_WHAT NEEDS TO BE DONE_:
Write out every entry precisely as given, leaving the pictures out.

(Data entries)

○ ○ ○

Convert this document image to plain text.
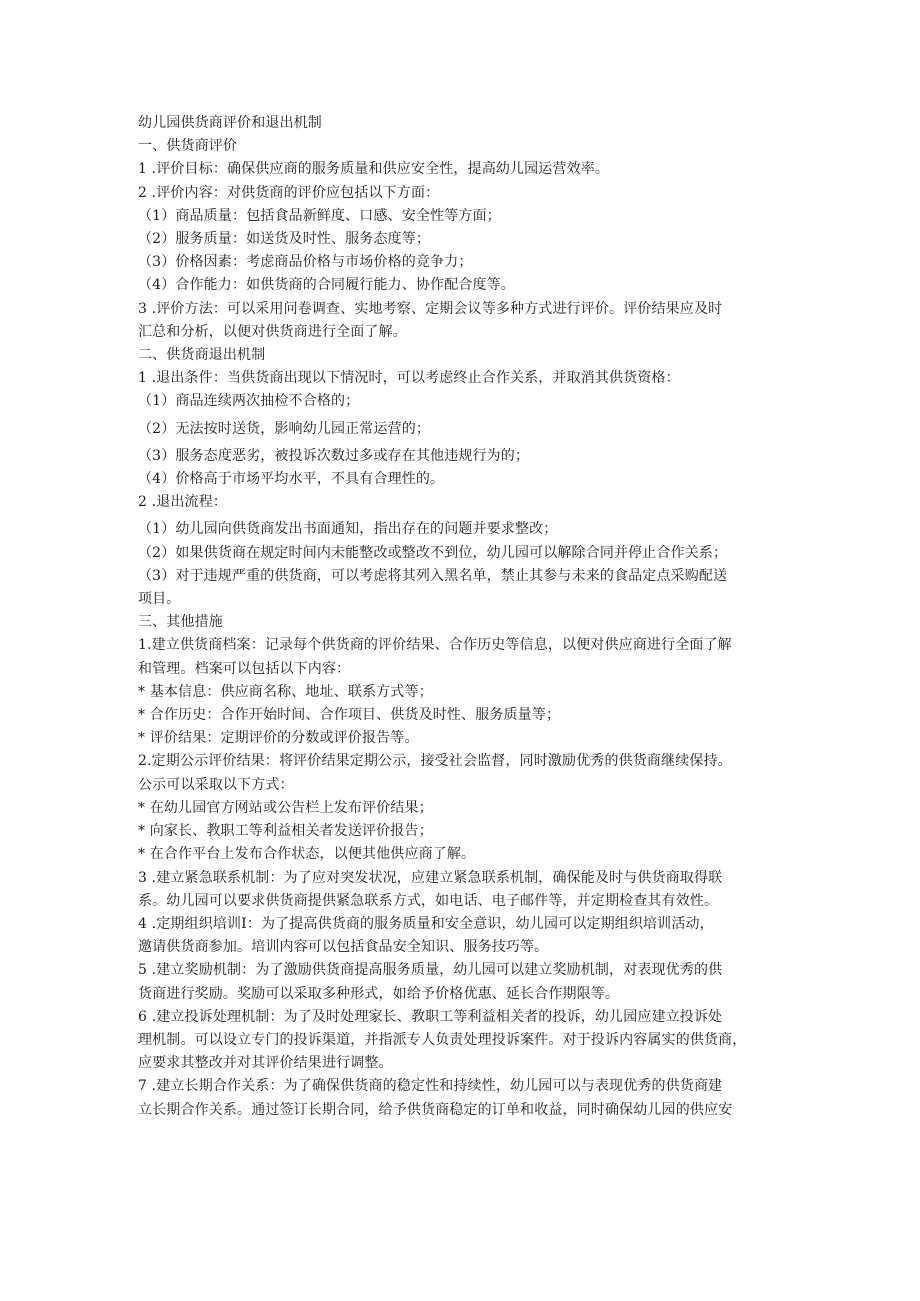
幼儿园供货商评价和退出机制
一、供货商评价
1 .评价目标：确保供应商的服务质量和供应安全性，提高幼儿园运营效率。
2 .评价内容：对供货商的评价应包括以下方面：
（1）商品质量：包括食品新鲜度、口感、安全性等方面；
（2）服务质量：如送货及时性、服务态度等；
（3）价格因素：考虑商品价格与市场价格的竞争力；
（4）合作能力：如供货商的合同履行能力、协作配合度等。
3 .评价方法：可以采用问卷调查、实地考察、定期会议等多种方式进行评价。评价结果应及时
汇总和分析，以便对供货商进行全面了解。
二、供货商退出机制
1 .退出条件：当供货商出现以下情况时，可以考虑终止合作关系，并取消其供货资格：
（1）商品连续两次抽检不合格的；
（2）无法按时送货，影响幼儿园正常运营的；
（3）服务态度恶劣，被投诉次数过多或存在其他违规行为的；
（4）价格高于市场平均水平，不具有合理性的。
2 .退出流程：
（1）幼儿园向供货商发出书面通知，指出存在的问题并要求整改；
（2）如果供货商在规定时间内未能整改或整改不到位，幼儿园可以解除合同并停止合作关系；
（3）对于违规严重的供货商，可以考虑将其列入黑名单，禁止其参与未来的食品定点采购配送
项目。
三、其他措施
1.建立供货商档案：记录每个供货商的评价结果、合作历史等信息，以便对供应商进行全面了解
和管理。档案可以包括以下内容：
* 基本信息：供应商名称、地址、联系方式等；
* 合作历史：合作开始时间、合作项目、供货及时性、服务质量等；
* 评价结果：定期评价的分数或评价报告等。
2.定期公示评价结果：将评价结果定期公示，接受社会监督，同时激励优秀的供货商继续保持。
公示可以采取以下方式：
* 在幼儿园官方网站或公告栏上发布评价结果；
* 向家长、教职工等利益相关者发送评价报告；
* 在合作平台上发布合作状态，以便其他供应商了解。
3 .建立紧急联系机制：为了应对突发状况，应建立紧急联系机制，确保能及时与供货商取得联
系。幼儿园可以要求供货商提供紧急联系方式，如电话、电子邮件等，并定期检查其有效性。
4 .定期组织培训I：为了提高供货商的服务质量和安全意识，幼儿园可以定期组织培训活动，
邀请供货商参加。培训内容可以包括食品安全知识、服务技巧等。
5 .建立奖励机制：为了激励供货商提高服务质量，幼儿园可以建立奖励机制，对表现优秀的供
货商进行奖励。奖励可以采取多种形式，如给予价格优惠、延长合作期限等。
6 .建立投诉处理机制：为了及时处理家长、教职工等利益相关者的投诉，幼儿园应建立投诉处
理机制。可以设立专门的投诉渠道，并指派专人负责处理投诉案件。对于投诉内容属实的供货商，
应要求其整改并对其评价结果进行调整。
7 .建立长期合作关系：为了确保供货商的稳定性和持续性，幼儿园可以与表现优秀的供货商建
立长期合作关系。通过签订长期合同，给予供货商稳定的订单和收益，同时确保幼儿园的供应安
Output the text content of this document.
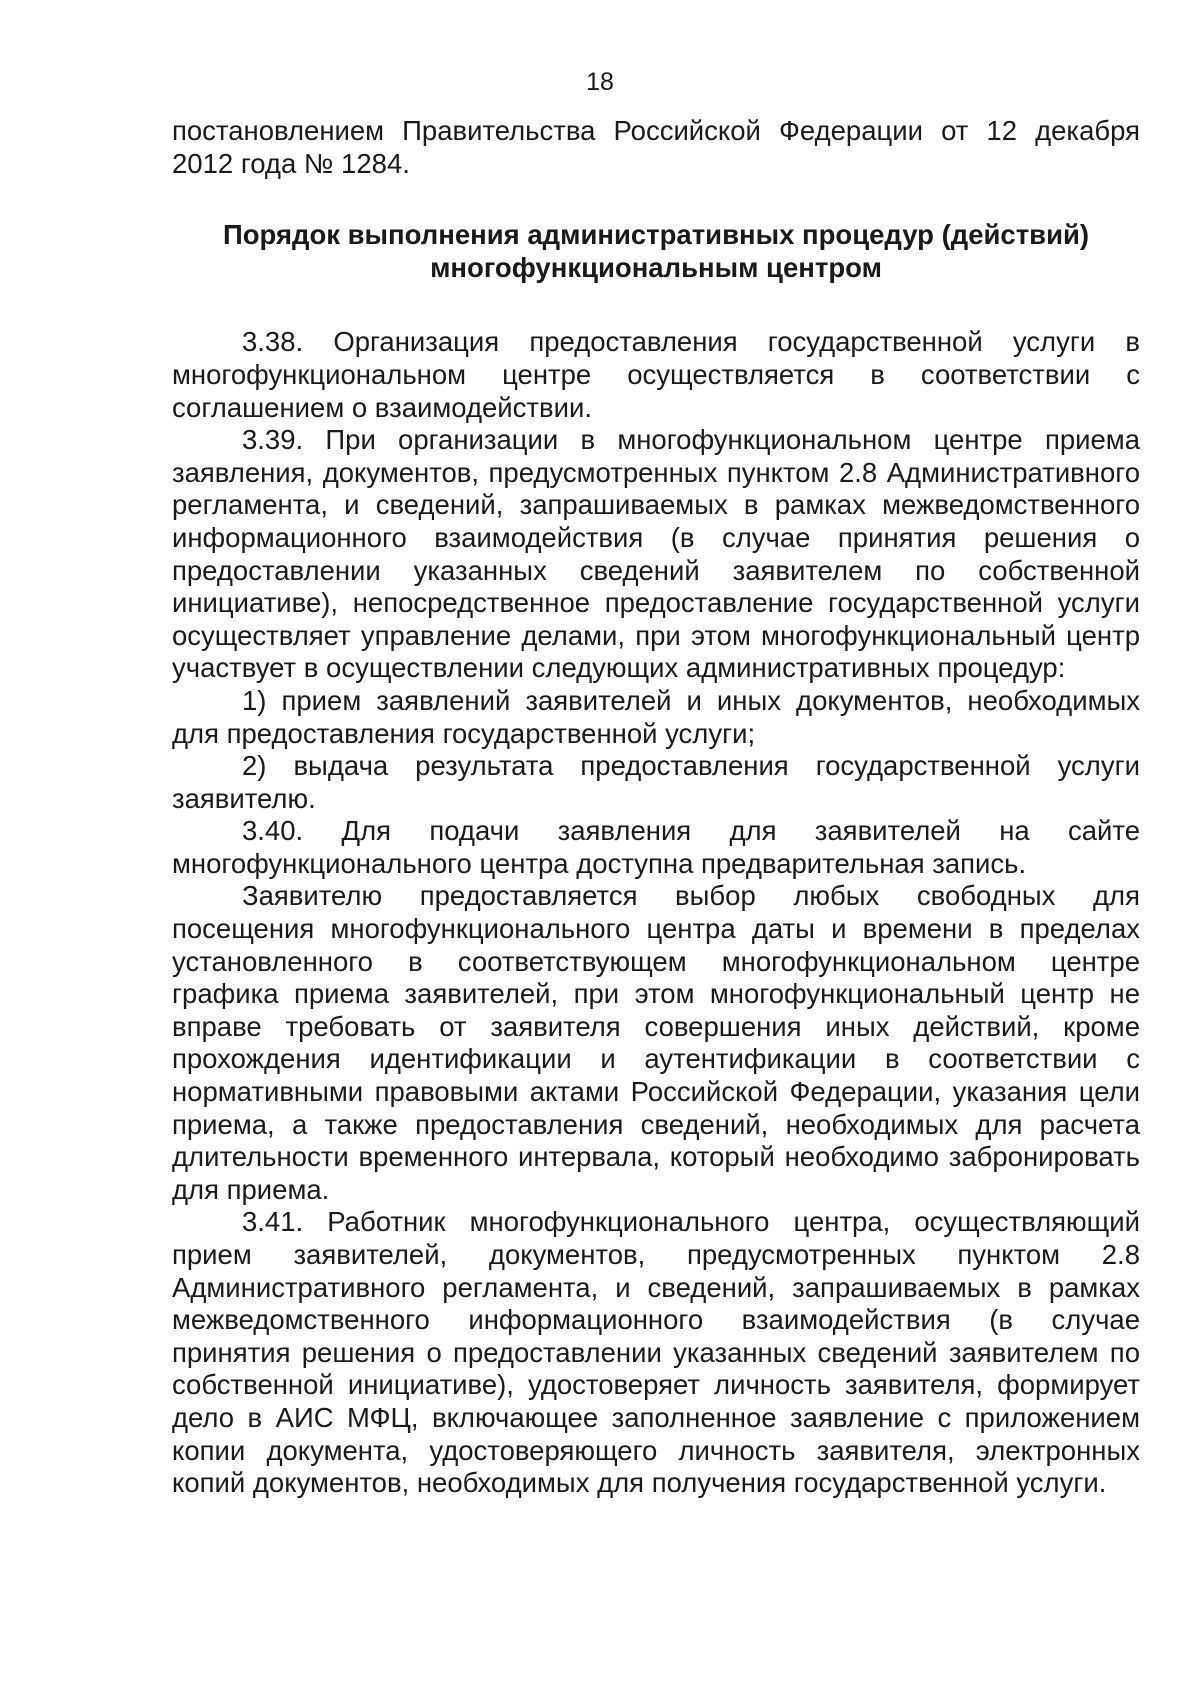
18

постановлением Правительства Российской Федерации от 12 декабря 2012 года № 1284.

Порядок выполнения административных процедур (действий)
многофункциональным центром

3.38. Организация предоставления государственной услуги в многофункциональном центре осуществляется в соответствии с соглашением о взаимодействии.

3.39. При организации в многофункциональном центре приема заявления, документов, предусмотренных пунктом 2.8 Административного регламента, и сведений, запрашиваемых в рамках межведомственного информационного взаимодействия (в случае принятия решения о предоставлении указанных сведений заявителем по собственной инициативе), непосредственное предоставление государственной услуги осуществляет управление делами, при этом многофункциональный центр участвует в осуществлении следующих административных процедур:

1) прием заявлений заявителей и иных документов, необходимых для предоставления государственной услуги;

2) выдача результата предоставления государственной услуги заявителю.

3.40. Для подачи заявления для заявителей на сайте многофункционального центра доступна предварительная запись.

Заявителю предоставляется выбор любых свободных для посещения многофункционального центра даты и времени в пределах установленного в соответствующем многофункциональном центре графика приема заявителей, при этом многофункциональный центр не вправе требовать от заявителя совершения иных действий, кроме прохождения идентификации и аутентификации в соответствии с нормативными правовыми актами Российской Федерации, указания цели приема, а также предоставления сведений, необходимых для расчета длительности временного интервала, который необходимо забронировать для приема.

3.41. Работник многофункционального центра, осуществляющий прием заявителей, документов, предусмотренных пунктом 2.8 Административного регламента, и сведений, запрашиваемых в рамках межведомственного информационного взаимодействия (в случае принятия решения о предоставлении указанных сведений заявителем по собственной инициативе), удостоверяет личность заявителя, формирует дело в АИС МФЦ, включающее заполненное заявление с приложением копии документа, удостоверяющего личность заявителя, электронных копий документов, необходимых для получения государственной услуги.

○ ○ ○

_SOLUTION BELOW_:
Convert this document image to plain text.
幼儿园供货商评价和退出机制
一、供货商评价
1 .评价目标：确保供应商的服务质量和供应安全性，提高幼儿园运营效率。
2 .评价内容：对供货商的评价应包括以下方面：
（1）商品质量：包括食品新鲜度、口感、安全性等方面；
（2）服务质量：如送货及时性、服务态度等；
（3）价格因素：考虑商品价格与市场价格的竞争力；
（4）合作能力：如供货商的合同履行能力、协作配合度等。
3 .评价方法：可以采用问卷调查、实地考察、定期会议等多种方式进行评价。评价结果应及时
汇总和分析，以便对供货商进行全面了解。
二、供货商退出机制
1 .退出条件：当供货商出现以下情况时，可以考虑终止合作关系，并取消其供货资格：
（1）商品连续两次抽检不合格的；
（2）无法按时送货，影响幼儿园正常运营的；
（3）服务态度恶劣，被投诉次数过多或存在其他违规行为的；
（4）价格高于市场平均水平，不具有合理性的。
2 .退出流程：
（1）幼儿园向供货商发出书面通知，指出存在的问题并要求整改；
（2）如果供货商在规定时间内未能整改或整改不到位，幼儿园可以解除合同并停止合作关系；
（3）对于违规严重的供货商，可以考虑将其列入黑名单，禁止其参与未来的食品定点采购配送
项目。
三、其他措施
1.建立供货商档案：记录每个供货商的评价结果、合作历史等信息，以便对供应商进行全面了解
和管理。档案可以包括以下内容：
* 基本信息：供应商名称、地址、联系方式等；
* 合作历史：合作开始时间、合作项目、供货及时性、服务质量等；
* 评价结果：定期评价的分数或评价报告等。
2.定期公示评价结果：将评价结果定期公示，接受社会监督，同时激励优秀的供货商继续保持。
公示可以采取以下方式：
* 在幼儿园官方网站或公告栏上发布评价结果；
* 向家长、教职工等利益相关者发送评价报告；
* 在合作平台上发布合作状态，以便其他供应商了解。
3 .建立紧急联系机制：为了应对突发状况，应建立紧急联系机制，确保能及时与供货商取得联
系。幼儿园可以要求供货商提供紧急联系方式，如电话、电子邮件等，并定期检查其有效性。
4 .定期组织培训I：为了提高供货商的服务质量和安全意识，幼儿园可以定期组织培训活动，
邀请供货商参加。培训内容可以包括食品安全知识、服务技巧等。
5 .建立奖励机制：为了激励供货商提高服务质量，幼儿园可以建立奖励机制，对表现优秀的供
货商进行奖励。奖励可以采取多种形式，如给予价格优惠、延长合作期限等。
6 .建立投诉处理机制：为了及时处理家长、教职工等利益相关者的投诉，幼儿园应建立投诉处
理机制。可以设立专门的投诉渠道，并指派专人负责处理投诉案件。对于投诉内容属实的供货商，
应要求其整改并对其评价结果进行调整。
7 .建立长期合作关系：为了确保供货商的稳定性和持续性，幼儿园可以与表现优秀的供货商建
立长期合作关系。通过签订长期合同，给予供货商稳定的订单和收益，同时确保幼儿园的供应安
Output the text content of this document.
18

постановлением Правительства Российской Федерации от 12 декабря 2012 года № 1284.

Порядок выполнения административных процедур (действий)
многофункциональным центром

3.38. Организация предоставления государственной услуги в многофункциональном центре осуществляется в соответствии с соглашением о взаимодействии.

3.39. При организации в многофункциональном центре приема заявления, документов, предусмотренных пунктом 2.8 Административного регламента, и сведений, запрашиваемых в рамках межведомственного информационного взаимодействия (в случае принятия решения о предоставлении указанных сведений заявителем по собственной инициативе), непосредственное предоставление государственной услуги осуществляет управление делами, при этом многофункциональный центр участвует в осуществлении следующих административных процедур:

1) прием заявлений заявителей и иных документов, необходимых для предоставления государственной услуги;

2) выдача результата предоставления государственной услуги заявителю.

3.40. Для подачи заявления для заявителей на сайте многофункционального центра доступна предварительная запись.

Заявителю предоставляется выбор любых свободных для посещения многофункционального центра даты и времени в пределах установленного в соответствующем многофункциональном центре графика приема заявителей, при этом многофункциональный центр не вправе требовать от заявителя совершения иных действий, кроме прохождения идентификации и аутентификации в соответствии с нормативными правовыми актами Российской Федерации, указания цели приема, а также предоставления сведений, необходимых для расчета длительности временного интервала, который необходимо забронировать для приема.

3.41. Работник многофункционального центра, осуществляющий прием заявителей, документов, предусмотренных пунктом 2.8 Административного регламента, и сведений, запрашиваемых в рамках межведомственного информационного взаимодействия (в случае принятия решения о предоставлении указанных сведений заявителем по собственной инициативе), удостоверяет личность заявителя, формирует дело в АИС МФЦ, включающее заполненное заявление с приложением копии документа, удостоверяющего личность заявителя, электронных копий документов, необходимых для получения государственной услуги.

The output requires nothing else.